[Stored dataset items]
↓↓↓

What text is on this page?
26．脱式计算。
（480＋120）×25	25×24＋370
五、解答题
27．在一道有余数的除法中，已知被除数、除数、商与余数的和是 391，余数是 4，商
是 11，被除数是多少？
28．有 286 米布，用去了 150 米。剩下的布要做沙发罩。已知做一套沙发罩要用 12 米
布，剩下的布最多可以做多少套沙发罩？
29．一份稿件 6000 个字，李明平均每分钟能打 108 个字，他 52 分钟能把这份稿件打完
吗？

↑↑↑

#### [Aim]
Make a verbatim copy of every entry shown above.

#### [Exercise result]
What text is on this page?
26．脱式计算。
（480＋120）×25	25×24＋370
五、解答题
27．在一道有余数的除法中，已知被除数、除数、商与余数的和是 391，余数是 4，商
是 11，被除数是多少？
28．有 286 米布，用去了 150 米。剩下的布要做沙发罩。已知做一套沙发罩要用 12 米
布，剩下的布最多可以做多少套沙发罩？
29．一份稿件 6000 个字，李明平均每分钟能打 108 个字，他 52 分钟能把这份稿件打完
吗？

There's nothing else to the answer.